→ DIRECTION:
Restate the data exactly as given and keep the pictures out.

★ ★ ★

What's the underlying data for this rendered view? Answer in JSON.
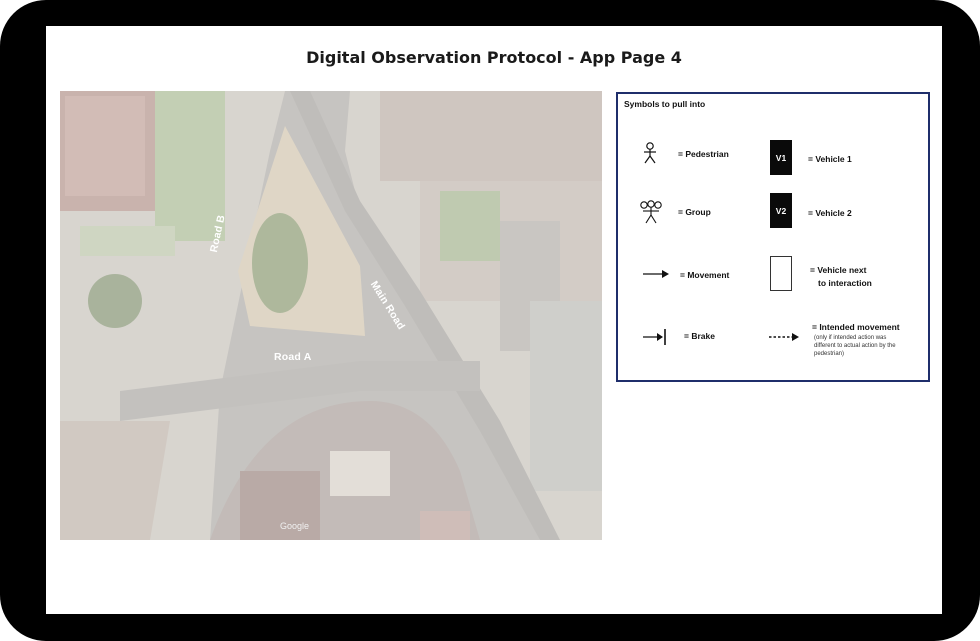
{
  "page": {
    "title": "Digital Observation Protocol - App Page 4"
  },
  "map": {
    "road_b": "Road B",
    "main_road": "Main Road",
    "road_a": "Road A",
    "attribution": "Google"
  },
  "legend": {
    "title": "Symbols to pull into",
    "items": [
      {
        "icon": "pedestrian-icon",
        "label": "= Pedestrian"
      },
      {
        "icon": "group-icon",
        "label": "= Group"
      },
      {
        "icon": "movement-arrow-icon",
        "label": "= Movement"
      },
      {
        "icon": "brake-icon",
        "label": "= Brake"
      },
      {
        "icon": "vehicle-1-icon",
        "box_text": "V1",
        "label": "= Vehicle 1"
      },
      {
        "icon": "vehicle-2-icon",
        "box_text": "V2",
        "label": "= Vehicle 2"
      },
      {
        "icon": "vehicle-next-icon",
        "label_line1": "= Vehicle next",
        "label_line2": "to interaction"
      },
      {
        "icon": "intended-movement-icon",
        "label": "= Intended movement",
        "note_line1": "(only if intended action was",
        "note_line2": "different to actual action by the",
        "note_line3": "pedestrian)"
      }
    ]
  }
}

★ ★ ★

→ SOLUTION FOR THIS TASK:
What's the underlying data for this rendered view? Answer in JSON.
{
  "page": {
    "title": "Digital Observation Protocol - App Page 4"
  },
  "map": {
    "road_b": "Road B",
    "main_road": "Main Road",
    "road_a": "Road A",
    "attribution": "Google"
  },
  "legend": {
    "title": "Symbols to pull into",
    "items": [
      {
        "icon": "pedestrian-icon",
        "label": "= Pedestrian"
      },
      {
        "icon": "group-icon",
        "label": "= Group"
      },
      {
        "icon": "movement-arrow-icon",
        "label": "= Movement"
      },
      {
        "icon": "brake-icon",
        "label": "= Brake"
      },
      {
        "icon": "vehicle-1-icon",
        "box_text": "V1",
        "label": "= Vehicle 1"
      },
      {
        "icon": "vehicle-2-icon",
        "box_text": "V2",
        "label": "= Vehicle 2"
      },
      {
        "icon": "vehicle-next-icon",
        "label_line1": "= Vehicle next",
        "label_line2": "to interaction"
      },
      {
        "icon": "intended-movement-icon",
        "label": "= Intended movement",
        "note_line1": "(only if intended action was",
        "note_line2": "different to actual action by the",
        "note_line3": "pedestrian)"
      }
    ]
  }
}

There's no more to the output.